> [Directive] Find every line in the records below that holds the word "여호와는", and copy each one.

[Recorded data]
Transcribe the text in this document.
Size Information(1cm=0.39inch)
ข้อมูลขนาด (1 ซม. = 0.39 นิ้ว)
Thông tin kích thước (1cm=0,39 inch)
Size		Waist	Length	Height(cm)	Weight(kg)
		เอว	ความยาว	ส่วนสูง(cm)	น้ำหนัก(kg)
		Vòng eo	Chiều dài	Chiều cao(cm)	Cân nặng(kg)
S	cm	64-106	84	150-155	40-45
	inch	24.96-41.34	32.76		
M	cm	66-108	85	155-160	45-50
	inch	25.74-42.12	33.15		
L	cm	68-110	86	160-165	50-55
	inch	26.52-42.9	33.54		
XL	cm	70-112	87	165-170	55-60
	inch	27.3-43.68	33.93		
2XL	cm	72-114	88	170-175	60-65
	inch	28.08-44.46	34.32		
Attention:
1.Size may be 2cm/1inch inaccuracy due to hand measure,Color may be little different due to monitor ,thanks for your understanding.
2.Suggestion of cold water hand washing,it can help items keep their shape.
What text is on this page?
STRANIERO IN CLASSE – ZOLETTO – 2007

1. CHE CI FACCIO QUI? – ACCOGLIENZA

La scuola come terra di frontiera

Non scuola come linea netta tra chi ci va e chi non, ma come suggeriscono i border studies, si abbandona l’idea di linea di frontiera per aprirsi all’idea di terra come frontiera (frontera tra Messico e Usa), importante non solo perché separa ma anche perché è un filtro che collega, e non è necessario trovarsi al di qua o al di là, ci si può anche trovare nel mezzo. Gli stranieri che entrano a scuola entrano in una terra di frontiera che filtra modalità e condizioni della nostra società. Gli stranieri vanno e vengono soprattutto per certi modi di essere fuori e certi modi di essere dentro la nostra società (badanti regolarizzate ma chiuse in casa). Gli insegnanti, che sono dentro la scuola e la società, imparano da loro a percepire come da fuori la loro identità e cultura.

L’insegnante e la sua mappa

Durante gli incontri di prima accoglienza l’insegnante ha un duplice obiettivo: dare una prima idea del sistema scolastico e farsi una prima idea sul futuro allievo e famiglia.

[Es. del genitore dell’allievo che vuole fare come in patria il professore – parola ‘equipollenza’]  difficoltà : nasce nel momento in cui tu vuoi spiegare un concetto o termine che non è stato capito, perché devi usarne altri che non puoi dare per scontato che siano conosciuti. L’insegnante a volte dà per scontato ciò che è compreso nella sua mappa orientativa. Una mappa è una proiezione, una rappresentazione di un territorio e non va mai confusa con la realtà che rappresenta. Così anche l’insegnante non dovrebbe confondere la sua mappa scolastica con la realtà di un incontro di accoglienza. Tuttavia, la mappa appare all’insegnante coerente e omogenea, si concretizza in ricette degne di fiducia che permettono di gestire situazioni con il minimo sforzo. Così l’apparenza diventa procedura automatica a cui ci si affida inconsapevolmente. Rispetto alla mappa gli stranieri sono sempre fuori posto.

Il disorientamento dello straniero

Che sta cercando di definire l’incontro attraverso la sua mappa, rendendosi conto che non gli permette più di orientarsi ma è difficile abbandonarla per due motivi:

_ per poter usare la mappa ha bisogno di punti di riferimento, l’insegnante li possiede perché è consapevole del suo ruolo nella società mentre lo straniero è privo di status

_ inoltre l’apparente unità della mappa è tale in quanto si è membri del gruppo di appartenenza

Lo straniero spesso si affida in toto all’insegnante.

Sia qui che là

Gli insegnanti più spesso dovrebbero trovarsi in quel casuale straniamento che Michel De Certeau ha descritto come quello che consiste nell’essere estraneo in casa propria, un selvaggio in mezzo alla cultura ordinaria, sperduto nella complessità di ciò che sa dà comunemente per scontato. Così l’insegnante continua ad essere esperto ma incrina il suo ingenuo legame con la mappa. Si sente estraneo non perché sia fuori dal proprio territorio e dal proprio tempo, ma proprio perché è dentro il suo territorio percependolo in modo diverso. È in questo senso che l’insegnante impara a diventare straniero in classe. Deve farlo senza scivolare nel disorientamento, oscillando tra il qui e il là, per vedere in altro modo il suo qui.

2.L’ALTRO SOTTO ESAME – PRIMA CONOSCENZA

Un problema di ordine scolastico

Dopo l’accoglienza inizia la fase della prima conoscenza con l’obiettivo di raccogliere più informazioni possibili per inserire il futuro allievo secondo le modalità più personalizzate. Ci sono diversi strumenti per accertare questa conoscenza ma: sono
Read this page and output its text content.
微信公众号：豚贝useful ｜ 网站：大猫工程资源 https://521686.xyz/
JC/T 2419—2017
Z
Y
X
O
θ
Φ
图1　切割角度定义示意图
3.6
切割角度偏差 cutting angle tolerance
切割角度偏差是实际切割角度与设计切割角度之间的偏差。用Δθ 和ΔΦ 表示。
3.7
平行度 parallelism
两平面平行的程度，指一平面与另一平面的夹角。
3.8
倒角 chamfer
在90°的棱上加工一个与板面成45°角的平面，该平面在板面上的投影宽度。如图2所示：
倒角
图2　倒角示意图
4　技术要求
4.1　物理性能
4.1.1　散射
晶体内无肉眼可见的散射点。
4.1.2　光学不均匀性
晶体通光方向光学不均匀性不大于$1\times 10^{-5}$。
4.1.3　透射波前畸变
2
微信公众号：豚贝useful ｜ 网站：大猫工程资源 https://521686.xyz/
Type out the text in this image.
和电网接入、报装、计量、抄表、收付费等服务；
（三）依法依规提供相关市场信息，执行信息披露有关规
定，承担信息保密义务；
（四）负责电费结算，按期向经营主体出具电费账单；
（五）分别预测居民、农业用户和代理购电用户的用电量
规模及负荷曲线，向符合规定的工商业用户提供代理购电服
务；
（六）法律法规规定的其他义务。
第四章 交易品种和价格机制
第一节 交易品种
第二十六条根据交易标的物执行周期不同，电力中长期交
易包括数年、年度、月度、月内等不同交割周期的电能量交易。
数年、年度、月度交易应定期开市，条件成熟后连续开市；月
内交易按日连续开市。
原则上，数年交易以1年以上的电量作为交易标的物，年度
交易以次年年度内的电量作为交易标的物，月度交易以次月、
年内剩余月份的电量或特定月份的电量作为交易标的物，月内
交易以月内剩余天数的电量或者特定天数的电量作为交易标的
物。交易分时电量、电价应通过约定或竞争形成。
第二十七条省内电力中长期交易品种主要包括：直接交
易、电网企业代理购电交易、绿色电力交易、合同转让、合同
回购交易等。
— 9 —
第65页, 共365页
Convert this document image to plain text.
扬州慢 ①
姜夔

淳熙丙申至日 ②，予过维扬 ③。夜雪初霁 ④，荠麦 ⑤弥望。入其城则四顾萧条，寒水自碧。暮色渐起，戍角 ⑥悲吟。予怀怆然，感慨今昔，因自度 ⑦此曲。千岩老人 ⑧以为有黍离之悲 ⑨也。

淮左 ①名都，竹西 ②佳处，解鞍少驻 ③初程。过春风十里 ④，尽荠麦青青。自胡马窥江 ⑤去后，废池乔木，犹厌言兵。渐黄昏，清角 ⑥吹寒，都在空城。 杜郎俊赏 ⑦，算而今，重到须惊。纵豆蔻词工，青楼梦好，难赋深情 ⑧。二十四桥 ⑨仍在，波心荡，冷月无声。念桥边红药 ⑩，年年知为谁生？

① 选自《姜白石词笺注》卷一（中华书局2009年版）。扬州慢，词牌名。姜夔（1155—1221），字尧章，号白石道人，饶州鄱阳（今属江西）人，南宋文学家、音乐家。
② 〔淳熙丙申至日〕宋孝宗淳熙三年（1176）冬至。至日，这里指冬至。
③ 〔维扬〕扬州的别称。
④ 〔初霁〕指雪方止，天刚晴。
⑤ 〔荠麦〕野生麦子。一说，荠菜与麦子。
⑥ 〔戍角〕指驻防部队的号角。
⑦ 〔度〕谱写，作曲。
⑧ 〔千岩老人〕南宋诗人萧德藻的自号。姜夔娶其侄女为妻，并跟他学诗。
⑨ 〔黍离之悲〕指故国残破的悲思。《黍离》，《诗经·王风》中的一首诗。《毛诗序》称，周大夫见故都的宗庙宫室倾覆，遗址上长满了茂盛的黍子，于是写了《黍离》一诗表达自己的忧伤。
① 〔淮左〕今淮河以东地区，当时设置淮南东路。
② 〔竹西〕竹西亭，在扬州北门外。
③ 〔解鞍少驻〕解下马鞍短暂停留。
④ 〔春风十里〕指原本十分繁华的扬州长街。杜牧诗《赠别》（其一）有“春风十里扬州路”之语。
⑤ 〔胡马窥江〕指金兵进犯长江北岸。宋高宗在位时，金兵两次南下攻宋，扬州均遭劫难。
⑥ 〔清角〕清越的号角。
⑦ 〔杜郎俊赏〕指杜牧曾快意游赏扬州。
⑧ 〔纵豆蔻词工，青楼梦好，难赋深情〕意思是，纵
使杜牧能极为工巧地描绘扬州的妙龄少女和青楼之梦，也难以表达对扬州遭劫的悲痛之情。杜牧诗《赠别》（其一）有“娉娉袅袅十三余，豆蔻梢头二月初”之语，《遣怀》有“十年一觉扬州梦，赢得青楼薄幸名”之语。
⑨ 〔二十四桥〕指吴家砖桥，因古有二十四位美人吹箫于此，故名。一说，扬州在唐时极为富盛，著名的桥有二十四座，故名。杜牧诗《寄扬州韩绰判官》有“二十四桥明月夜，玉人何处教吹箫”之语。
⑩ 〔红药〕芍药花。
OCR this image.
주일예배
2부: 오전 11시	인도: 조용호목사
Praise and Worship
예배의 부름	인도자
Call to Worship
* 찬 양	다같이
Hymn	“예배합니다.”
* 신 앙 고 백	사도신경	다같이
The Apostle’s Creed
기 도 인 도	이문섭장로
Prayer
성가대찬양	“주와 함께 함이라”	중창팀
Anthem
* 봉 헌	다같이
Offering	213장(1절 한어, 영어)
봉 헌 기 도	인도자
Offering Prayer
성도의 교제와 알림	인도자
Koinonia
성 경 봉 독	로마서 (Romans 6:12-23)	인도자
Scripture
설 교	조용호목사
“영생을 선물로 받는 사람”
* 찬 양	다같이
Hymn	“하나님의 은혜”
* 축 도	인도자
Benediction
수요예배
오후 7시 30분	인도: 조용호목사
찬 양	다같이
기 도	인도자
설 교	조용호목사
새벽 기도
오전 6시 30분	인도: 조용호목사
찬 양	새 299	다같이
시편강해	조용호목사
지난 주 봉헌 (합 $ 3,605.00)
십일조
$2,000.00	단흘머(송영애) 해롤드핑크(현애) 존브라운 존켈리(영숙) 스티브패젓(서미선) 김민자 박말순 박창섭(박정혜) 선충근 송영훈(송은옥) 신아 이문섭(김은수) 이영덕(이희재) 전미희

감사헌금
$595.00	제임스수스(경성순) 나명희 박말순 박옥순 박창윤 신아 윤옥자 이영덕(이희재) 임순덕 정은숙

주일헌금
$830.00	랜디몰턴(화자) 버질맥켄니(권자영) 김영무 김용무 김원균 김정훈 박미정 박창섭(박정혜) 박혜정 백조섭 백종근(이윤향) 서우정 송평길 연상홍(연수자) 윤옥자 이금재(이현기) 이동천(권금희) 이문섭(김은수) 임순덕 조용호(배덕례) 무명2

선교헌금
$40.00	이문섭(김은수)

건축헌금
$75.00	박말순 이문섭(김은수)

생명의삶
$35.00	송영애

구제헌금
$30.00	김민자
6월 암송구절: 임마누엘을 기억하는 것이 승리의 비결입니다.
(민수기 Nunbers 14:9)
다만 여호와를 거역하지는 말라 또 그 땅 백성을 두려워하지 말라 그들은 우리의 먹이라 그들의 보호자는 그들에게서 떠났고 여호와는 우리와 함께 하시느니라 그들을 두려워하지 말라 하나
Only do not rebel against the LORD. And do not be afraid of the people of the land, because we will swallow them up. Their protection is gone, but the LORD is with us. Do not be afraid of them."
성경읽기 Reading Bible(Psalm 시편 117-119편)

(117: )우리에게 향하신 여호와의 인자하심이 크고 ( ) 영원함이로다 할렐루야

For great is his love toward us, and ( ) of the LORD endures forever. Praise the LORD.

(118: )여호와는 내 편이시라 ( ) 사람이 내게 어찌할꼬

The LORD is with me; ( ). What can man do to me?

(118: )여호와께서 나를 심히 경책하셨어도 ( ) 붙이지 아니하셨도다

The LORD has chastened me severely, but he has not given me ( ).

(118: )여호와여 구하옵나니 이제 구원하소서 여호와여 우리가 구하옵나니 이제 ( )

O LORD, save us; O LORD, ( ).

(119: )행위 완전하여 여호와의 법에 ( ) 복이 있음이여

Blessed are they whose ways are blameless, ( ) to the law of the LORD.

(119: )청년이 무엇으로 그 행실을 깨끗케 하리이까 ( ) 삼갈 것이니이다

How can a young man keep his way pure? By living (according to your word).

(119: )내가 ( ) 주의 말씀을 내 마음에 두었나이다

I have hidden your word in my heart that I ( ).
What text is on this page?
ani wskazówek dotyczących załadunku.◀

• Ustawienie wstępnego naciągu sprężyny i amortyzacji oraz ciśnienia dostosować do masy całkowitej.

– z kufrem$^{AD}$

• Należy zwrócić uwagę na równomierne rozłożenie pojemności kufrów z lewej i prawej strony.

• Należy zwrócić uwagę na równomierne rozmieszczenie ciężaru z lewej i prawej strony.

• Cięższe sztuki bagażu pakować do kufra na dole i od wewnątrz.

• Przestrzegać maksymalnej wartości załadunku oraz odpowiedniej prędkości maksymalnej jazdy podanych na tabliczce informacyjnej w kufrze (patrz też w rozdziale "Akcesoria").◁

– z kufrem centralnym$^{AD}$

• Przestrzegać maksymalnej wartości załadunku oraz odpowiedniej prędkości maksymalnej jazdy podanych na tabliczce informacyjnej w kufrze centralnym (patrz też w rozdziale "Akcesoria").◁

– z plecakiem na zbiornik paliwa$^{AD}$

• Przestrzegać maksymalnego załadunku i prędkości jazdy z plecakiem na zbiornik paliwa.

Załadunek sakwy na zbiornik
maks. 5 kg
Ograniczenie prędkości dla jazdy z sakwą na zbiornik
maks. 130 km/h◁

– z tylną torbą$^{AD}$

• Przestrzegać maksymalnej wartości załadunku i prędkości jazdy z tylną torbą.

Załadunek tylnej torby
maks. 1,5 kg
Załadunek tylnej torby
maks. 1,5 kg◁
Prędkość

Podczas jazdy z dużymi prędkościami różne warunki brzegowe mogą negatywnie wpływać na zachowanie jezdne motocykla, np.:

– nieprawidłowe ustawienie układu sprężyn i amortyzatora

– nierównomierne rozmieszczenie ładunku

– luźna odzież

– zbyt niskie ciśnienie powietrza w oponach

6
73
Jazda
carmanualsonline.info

> [Final result]
다만 여호와를 거역하지는 말라 또 그 땅 백성을 두려워하지 말라 그들은 우리의 먹이라 그들의 보호자는 그들에게서 떠났고 여호와는 우리와 함께 하시느니라 그들을 두려워하지 말라 하나
(118: )여호와는 내 편이시라 ( ) 사람이 내게 어찌할꼬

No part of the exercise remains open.